SET TASK -> Would you transcribe all of the data exactly, down to the last character?

##### ITEMS #####

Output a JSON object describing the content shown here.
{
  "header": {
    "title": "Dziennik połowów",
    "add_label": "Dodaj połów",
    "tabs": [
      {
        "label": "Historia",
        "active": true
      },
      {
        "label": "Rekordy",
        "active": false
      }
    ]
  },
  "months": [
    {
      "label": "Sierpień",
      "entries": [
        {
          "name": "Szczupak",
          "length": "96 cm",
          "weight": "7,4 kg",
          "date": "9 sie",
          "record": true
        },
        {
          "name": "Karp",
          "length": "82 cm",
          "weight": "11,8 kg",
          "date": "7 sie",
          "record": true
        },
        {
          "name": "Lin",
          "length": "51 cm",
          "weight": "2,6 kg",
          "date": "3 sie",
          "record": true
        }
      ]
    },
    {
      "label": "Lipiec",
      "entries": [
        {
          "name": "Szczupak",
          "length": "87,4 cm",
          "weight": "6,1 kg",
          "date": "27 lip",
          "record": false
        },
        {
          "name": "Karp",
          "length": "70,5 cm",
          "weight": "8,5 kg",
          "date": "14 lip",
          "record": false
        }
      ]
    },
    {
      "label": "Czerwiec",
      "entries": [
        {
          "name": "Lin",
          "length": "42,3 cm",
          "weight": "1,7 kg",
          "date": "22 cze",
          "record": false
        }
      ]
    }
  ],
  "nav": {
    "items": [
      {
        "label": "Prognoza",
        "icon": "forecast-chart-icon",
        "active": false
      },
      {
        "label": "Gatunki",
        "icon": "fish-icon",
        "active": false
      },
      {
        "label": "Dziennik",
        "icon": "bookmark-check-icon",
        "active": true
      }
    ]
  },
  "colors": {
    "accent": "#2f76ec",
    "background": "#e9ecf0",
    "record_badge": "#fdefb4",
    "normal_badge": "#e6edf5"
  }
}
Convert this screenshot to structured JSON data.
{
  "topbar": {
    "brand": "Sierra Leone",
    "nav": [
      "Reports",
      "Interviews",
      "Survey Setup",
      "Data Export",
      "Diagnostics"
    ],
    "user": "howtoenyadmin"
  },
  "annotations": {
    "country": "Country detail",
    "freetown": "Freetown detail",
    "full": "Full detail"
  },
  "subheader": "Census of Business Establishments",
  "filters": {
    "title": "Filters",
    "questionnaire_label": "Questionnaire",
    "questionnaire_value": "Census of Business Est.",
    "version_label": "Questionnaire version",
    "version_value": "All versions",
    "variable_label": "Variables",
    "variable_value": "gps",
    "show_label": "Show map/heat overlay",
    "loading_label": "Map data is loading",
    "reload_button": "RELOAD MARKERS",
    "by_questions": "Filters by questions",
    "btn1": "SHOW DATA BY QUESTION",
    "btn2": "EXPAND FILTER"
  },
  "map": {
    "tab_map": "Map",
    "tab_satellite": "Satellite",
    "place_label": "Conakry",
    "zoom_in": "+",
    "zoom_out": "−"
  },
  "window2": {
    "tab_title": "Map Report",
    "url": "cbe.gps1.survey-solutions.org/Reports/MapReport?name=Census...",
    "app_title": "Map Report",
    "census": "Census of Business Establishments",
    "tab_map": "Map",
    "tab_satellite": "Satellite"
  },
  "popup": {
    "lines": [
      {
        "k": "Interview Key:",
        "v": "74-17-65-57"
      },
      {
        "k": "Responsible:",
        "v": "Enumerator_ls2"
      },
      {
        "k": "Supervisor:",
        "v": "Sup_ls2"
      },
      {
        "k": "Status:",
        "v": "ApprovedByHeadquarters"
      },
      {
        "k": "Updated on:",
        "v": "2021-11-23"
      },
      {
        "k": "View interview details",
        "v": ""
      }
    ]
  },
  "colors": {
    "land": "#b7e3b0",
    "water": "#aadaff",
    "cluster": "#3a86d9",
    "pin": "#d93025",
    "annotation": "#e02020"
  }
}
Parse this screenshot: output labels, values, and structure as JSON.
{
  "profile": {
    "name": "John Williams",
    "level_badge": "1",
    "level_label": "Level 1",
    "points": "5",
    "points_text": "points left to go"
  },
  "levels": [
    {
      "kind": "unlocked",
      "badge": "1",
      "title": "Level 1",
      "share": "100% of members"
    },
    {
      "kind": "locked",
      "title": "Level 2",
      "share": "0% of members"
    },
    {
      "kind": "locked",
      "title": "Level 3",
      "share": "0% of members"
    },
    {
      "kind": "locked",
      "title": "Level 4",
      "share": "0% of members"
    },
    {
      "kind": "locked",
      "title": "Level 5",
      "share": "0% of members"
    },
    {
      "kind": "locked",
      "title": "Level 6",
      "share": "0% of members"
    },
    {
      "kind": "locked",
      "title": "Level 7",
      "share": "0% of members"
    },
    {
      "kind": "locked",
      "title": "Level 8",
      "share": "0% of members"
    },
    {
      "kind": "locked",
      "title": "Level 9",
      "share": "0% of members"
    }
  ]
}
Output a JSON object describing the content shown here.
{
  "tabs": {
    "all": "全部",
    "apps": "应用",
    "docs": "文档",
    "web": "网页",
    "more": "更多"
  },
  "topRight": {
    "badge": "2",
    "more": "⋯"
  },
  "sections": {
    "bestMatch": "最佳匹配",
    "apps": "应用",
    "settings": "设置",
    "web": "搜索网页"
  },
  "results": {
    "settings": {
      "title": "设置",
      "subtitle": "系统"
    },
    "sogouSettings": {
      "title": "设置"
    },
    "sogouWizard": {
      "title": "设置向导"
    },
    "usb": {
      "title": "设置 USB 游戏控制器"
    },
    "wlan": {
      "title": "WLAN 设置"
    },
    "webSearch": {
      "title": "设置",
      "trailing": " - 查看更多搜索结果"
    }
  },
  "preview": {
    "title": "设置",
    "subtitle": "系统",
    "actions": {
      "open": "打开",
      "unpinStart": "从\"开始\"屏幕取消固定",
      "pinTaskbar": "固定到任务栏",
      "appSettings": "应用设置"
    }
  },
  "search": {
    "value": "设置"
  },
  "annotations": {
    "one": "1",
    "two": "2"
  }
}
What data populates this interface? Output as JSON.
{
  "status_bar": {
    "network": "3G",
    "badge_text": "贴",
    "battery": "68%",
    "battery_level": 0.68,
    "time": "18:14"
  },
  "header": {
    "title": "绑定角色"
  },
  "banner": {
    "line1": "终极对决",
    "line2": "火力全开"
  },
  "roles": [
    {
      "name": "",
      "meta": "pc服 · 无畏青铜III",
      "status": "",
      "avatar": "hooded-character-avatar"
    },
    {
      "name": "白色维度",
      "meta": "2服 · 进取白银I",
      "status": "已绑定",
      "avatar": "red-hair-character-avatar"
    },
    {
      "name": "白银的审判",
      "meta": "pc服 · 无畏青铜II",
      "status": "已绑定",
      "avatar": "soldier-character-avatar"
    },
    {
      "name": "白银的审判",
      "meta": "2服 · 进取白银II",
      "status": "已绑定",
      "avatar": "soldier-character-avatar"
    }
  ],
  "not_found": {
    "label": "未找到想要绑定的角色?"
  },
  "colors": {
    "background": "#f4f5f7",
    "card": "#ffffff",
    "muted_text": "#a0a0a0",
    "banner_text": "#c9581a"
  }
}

#####

FINAL RESULT ->
Output a JSON object describing the content shown here.
{
  "header": {
    "title": "Dziennik połowów",
    "add_label": "Dodaj połów",
    "tabs": [
      {
        "label": "Historia",
        "active": true
      },
      {
        "label": "Rekordy",
        "active": false
      }
    ]
  },
  "months": [
    {
      "label": "Sierpień",
      "entries": [
        {
          "name": "Szczupak",
          "length": "96 cm",
          "weight": "7,4 kg",
          "date": "9 sie",
          "record": true
        },
        {
          "name": "Karp",
          "length": "82 cm",
          "weight": "11,8 kg",
          "date": "7 sie",
          "record": true
        },
        {
          "name": "Lin",
          "length": "51 cm",
          "weight": "2,6 kg",
          "date": "3 sie",
          "record": true
        }
      ]
    },
    {
      "label": "Lipiec",
      "entries": [
        {
          "name": "Szczupak",
          "length": "87,4 cm",
          "weight": "6,1 kg",
          "date": "27 lip",
          "record": false
        },
        {
          "name": "Karp",
          "length": "70,5 cm",
          "weight": "8,5 kg",
          "date": "14 lip",
          "record": false
        }
      ]
    },
    {
      "label": "Czerwiec",
      "entries": [
        {
          "name": "Lin",
          "length": "42,3 cm",
          "weight": "1,7 kg",
          "date": "22 cze",
          "record": false
        }
      ]
    }
  ],
  "nav": {
    "items": [
      {
        "label": "Prognoza",
        "icon": "forecast-chart-icon",
        "active": false
      },
      {
        "label": "Gatunki",
        "icon": "fish-icon",
        "active": false
      },
      {
        "label": "Dziennik",
        "icon": "bookmark-check-icon",
        "active": true
      }
    ]
  },
  "colors": {
    "accent": "#2f76ec",
    "background": "#e9ecf0",
    "record_badge": "#fdefb4",
    "normal_badge": "#e6edf5"
  }
}
Convert this screenshot to structured JSON data.
{
  "topbar": {
    "brand": "Sierra Leone",
    "nav": [
      "Reports",
      "Interviews",
      "Survey Setup",
      "Data Export",
      "Diagnostics"
    ],
    "user": "howtoenyadmin"
  },
  "annotations": {
    "country": "Country detail",
    "freetown": "Freetown detail",
    "full": "Full detail"
  },
  "subheader": "Census of Business Establishments",
  "filters": {
    "title": "Filters",
    "questionnaire_label": "Questionnaire",
    "questionnaire_value": "Census of Business Est.",
    "version_label": "Questionnaire version",
    "version_value": "All versions",
    "variable_label": "Variables",
    "variable_value": "gps",
    "show_label": "Show map/heat overlay",
    "loading_label": "Map data is loading",
    "reload_button": "RELOAD MARKERS",
    "by_questions": "Filters by questions",
    "btn1": "SHOW DATA BY QUESTION",
    "btn2": "EXPAND FILTER"
  },
  "map": {
    "tab_map": "Map",
    "tab_satellite": "Satellite",
    "place_label": "Conakry",
    "zoom_in": "+",
    "zoom_out": "−"
  },
  "window2": {
    "tab_title": "Map Report",
    "url": "cbe.gps1.survey-solutions.org/Reports/MapReport?name=Census...",
    "app_title": "Map Report",
    "census": "Census of Business Establishments",
    "tab_map": "Map",
    "tab_satellite": "Satellite"
  },
  "popup": {
    "lines": [
      {
        "k": "Interview Key:",
        "v": "74-17-65-57"
      },
      {
        "k": "Responsible:",
        "v": "Enumerator_ls2"
      },
      {
        "k": "Supervisor:",
        "v": "Sup_ls2"
      },
      {
        "k": "Status:",
        "v": "ApprovedByHeadquarters"
      },
      {
        "k": "Updated on:",
        "v": "2021-11-23"
      },
      {
        "k": "View interview details",
        "v": ""
      }
    ]
  },
  "colors": {
    "land": "#b7e3b0",
    "water": "#aadaff",
    "cluster": "#3a86d9",
    "pin": "#d93025",
    "annotation": "#e02020"
  }
}
Parse this screenshot: output labels, values, and structure as JSON.
{
  "profile": {
    "name": "John Williams",
    "level_badge": "1",
    "level_label": "Level 1",
    "points": "5",
    "points_text": "points left to go"
  },
  "levels": [
    {
      "kind": "unlocked",
      "badge": "1",
      "title": "Level 1",
      "share": "100% of members"
    },
    {
      "kind": "locked",
      "title": "Level 2",
      "share": "0% of members"
    },
    {
      "kind": "locked",
      "title": "Level 3",
      "share": "0% of members"
    },
    {
      "kind": "locked",
      "title": "Level 4",
      "share": "0% of members"
    },
    {
      "kind": "locked",
      "title": "Level 5",
      "share": "0% of members"
    },
    {
      "kind": "locked",
      "title": "Level 6",
      "share": "0% of members"
    },
    {
      "kind": "locked",
      "title": "Level 7",
      "share": "0% of members"
    },
    {
      "kind": "locked",
      "title": "Level 8",
      "share": "0% of members"
    },
    {
      "kind": "locked",
      "title": "Level 9",
      "share": "0% of members"
    }
  ]
}
Output a JSON object describing the content shown here.
{
  "tabs": {
    "all": "全部",
    "apps": "应用",
    "docs": "文档",
    "web": "网页",
    "more": "更多"
  },
  "topRight": {
    "badge": "2",
    "more": "⋯"
  },
  "sections": {
    "bestMatch": "最佳匹配",
    "apps": "应用",
    "settings": "设置",
    "web": "搜索网页"
  },
  "results": {
    "settings": {
      "title": "设置",
      "subtitle": "系统"
    },
    "sogouSettings": {
      "title": "设置"
    },
    "sogouWizard": {
      "title": "设置向导"
    },
    "usb": {
      "title": "设置 USB 游戏控制器"
    },
    "wlan": {
      "title": "WLAN 设置"
    },
    "webSearch": {
      "title": "设置",
      "trailing": " - 查看更多搜索结果"
    }
  },
  "preview": {
    "title": "设置",
    "subtitle": "系统",
    "actions": {
      "open": "打开",
      "unpinStart": "从\"开始\"屏幕取消固定",
      "pinTaskbar": "固定到任务栏",
      "appSettings": "应用设置"
    }
  },
  "search": {
    "value": "设置"
  },
  "annotations": {
    "one": "1",
    "two": "2"
  }
}
What data populates this interface? Output as JSON.
{
  "status_bar": {
    "network": "3G",
    "badge_text": "贴",
    "battery": "68%",
    "battery_level": 0.68,
    "time": "18:14"
  },
  "header": {
    "title": "绑定角色"
  },
  "banner": {
    "line1": "终极对决",
    "line2": "火力全开"
  },
  "roles": [
    {
      "name": "",
      "meta": "pc服 · 无畏青铜III",
      "status": "",
      "avatar": "hooded-character-avatar"
    },
    {
      "name": "白色维度",
      "meta": "2服 · 进取白银I",
      "status": "已绑定",
      "avatar": "red-hair-character-avatar"
    },
    {
      "name": "白银的审判",
      "meta": "pc服 · 无畏青铜II",
      "status": "已绑定",
      "avatar": "soldier-character-avatar"
    },
    {
      "name": "白银的审判",
      "meta": "2服 · 进取白银II",
      "status": "已绑定",
      "avatar": "soldier-character-avatar"
    }
  ],
  "not_found": {
    "label": "未找到想要绑定的角色?"
  },
  "colors": {
    "background": "#f4f5f7",
    "card": "#ffffff",
    "muted_text": "#a0a0a0",
    "banner_text": "#c9581a"
  }
}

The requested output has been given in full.